### Your objective
Find how many lines in the material hold the word "Predicted", then state that number and nothing more.

### The records
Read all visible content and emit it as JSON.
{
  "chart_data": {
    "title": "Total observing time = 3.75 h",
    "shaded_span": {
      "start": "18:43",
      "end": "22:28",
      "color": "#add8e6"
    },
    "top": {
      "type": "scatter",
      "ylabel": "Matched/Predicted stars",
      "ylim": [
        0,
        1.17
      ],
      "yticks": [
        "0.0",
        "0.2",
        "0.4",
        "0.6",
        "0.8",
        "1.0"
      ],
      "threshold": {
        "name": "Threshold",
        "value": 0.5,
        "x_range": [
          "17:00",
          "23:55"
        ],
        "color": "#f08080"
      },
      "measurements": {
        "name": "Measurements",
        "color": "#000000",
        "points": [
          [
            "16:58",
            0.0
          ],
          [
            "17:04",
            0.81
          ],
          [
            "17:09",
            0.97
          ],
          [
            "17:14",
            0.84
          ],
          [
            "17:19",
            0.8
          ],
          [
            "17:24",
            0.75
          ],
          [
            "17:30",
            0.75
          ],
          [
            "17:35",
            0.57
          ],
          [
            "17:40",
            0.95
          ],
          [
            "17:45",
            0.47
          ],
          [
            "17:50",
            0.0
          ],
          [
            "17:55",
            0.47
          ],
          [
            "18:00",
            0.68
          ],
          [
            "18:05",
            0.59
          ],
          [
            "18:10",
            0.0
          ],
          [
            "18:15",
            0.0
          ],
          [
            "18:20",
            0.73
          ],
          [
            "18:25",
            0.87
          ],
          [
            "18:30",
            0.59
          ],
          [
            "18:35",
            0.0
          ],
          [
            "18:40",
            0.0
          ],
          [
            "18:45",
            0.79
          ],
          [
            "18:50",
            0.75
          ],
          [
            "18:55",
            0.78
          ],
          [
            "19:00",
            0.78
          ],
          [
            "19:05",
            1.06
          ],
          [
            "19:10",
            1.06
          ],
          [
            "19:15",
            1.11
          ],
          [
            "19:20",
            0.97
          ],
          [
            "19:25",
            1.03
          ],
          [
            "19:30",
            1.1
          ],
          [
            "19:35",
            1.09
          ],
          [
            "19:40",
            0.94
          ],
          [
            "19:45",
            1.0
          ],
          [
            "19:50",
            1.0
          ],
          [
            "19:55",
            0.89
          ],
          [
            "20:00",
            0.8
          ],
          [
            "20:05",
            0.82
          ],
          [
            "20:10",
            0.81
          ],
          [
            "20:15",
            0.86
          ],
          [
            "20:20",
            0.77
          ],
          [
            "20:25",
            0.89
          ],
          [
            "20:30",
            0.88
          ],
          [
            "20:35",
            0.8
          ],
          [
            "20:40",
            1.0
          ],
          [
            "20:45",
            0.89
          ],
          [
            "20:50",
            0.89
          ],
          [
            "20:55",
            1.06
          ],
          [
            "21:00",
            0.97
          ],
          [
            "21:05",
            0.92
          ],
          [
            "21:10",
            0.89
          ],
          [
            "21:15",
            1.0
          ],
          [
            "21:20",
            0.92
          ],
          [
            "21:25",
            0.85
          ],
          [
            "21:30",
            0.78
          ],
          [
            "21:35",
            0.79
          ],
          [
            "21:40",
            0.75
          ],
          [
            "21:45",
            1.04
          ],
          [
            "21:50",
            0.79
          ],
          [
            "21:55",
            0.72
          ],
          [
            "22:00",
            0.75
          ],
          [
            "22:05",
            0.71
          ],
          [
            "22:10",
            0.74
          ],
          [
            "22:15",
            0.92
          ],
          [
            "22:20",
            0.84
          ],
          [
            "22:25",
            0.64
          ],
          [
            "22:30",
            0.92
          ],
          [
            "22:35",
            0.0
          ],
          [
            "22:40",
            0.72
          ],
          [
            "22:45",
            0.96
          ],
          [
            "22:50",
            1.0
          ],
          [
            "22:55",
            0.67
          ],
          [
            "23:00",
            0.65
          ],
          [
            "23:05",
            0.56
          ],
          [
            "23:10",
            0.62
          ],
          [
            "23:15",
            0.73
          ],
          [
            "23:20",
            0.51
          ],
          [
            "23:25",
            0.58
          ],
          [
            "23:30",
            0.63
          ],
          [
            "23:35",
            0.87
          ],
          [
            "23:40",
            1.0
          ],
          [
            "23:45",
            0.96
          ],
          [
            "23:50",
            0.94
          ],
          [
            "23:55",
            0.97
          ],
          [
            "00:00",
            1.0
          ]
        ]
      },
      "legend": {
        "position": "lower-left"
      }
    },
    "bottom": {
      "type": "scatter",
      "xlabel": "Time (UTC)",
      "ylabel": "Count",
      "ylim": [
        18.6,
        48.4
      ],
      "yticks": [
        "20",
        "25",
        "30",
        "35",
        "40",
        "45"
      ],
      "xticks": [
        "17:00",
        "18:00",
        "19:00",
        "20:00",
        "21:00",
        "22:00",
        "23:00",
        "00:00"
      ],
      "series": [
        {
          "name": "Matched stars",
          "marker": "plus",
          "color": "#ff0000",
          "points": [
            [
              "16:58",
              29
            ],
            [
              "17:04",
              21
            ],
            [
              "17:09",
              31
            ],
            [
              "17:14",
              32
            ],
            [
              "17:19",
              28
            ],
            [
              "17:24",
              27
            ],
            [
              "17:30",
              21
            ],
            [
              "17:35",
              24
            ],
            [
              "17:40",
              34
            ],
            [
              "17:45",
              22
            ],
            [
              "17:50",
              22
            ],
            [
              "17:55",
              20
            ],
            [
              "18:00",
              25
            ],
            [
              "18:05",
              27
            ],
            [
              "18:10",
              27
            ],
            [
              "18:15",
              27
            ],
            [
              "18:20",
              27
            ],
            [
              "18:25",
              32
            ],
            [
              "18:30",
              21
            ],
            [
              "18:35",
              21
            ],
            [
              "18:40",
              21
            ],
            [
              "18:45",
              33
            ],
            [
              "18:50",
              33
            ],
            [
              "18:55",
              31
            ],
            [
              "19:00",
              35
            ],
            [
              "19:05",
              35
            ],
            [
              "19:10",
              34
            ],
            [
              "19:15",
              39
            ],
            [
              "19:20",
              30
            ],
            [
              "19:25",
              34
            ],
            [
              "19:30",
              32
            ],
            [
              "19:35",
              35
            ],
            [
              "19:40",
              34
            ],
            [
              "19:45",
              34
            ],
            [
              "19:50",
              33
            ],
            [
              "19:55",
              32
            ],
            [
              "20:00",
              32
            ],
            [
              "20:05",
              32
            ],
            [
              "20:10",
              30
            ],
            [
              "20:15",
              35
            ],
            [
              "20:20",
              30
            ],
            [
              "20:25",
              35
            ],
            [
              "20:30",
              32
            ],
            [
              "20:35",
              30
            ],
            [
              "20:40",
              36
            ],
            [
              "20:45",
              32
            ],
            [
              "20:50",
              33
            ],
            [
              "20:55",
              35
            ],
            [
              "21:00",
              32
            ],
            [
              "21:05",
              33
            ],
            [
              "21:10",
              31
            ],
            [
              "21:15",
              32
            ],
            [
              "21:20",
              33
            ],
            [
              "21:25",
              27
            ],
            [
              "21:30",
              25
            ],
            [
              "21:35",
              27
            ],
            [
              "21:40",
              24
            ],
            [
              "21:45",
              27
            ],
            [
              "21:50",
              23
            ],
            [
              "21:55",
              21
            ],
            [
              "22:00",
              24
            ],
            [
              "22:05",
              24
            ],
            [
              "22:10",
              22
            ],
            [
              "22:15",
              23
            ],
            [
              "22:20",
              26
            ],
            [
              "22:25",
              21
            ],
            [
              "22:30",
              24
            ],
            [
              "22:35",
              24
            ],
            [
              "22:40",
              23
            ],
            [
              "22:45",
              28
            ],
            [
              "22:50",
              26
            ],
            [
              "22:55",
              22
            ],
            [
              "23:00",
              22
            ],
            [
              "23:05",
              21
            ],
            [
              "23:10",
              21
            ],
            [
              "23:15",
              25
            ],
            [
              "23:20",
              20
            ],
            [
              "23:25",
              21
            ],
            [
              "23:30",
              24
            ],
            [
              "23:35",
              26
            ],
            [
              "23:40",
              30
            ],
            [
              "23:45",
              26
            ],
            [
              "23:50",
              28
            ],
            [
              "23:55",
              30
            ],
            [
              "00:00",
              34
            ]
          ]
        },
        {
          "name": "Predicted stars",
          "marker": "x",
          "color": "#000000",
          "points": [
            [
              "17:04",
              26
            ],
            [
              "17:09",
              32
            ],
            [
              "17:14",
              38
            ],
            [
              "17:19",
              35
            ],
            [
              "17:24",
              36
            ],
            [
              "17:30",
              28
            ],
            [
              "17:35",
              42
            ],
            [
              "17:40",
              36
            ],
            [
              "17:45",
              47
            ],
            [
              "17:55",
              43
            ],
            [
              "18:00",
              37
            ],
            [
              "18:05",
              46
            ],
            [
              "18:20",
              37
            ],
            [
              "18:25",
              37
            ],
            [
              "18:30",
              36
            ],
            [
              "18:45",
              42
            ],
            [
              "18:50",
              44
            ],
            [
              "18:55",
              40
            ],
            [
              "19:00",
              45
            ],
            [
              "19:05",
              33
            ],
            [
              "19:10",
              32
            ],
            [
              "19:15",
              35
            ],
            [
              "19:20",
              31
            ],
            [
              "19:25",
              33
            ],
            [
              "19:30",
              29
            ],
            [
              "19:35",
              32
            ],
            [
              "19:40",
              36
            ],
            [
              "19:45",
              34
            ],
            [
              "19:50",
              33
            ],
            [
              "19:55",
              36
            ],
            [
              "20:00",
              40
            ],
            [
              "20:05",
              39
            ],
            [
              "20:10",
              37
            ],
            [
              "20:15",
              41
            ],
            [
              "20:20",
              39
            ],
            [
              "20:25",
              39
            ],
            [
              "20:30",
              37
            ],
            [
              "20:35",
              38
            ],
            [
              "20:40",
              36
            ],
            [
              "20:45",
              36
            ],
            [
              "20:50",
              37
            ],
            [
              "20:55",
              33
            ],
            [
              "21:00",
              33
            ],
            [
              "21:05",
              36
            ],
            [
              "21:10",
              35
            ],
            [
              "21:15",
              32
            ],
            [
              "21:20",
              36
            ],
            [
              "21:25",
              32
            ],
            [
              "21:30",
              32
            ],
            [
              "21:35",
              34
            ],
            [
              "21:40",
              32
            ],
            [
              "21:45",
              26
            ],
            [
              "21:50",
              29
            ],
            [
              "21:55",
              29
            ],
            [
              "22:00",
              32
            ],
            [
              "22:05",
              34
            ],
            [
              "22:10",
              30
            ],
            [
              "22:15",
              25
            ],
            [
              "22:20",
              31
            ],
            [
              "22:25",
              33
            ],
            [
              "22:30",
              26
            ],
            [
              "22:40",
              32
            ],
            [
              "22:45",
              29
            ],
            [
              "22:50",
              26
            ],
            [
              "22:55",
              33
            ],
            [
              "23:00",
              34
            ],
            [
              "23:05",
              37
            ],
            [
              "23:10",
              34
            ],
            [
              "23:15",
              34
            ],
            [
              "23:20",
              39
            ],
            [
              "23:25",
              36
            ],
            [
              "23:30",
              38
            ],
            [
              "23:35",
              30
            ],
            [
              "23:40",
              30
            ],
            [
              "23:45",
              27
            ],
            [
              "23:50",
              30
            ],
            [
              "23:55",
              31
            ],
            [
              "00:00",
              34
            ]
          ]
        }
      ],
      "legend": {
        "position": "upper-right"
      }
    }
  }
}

### Solution for this exercise
2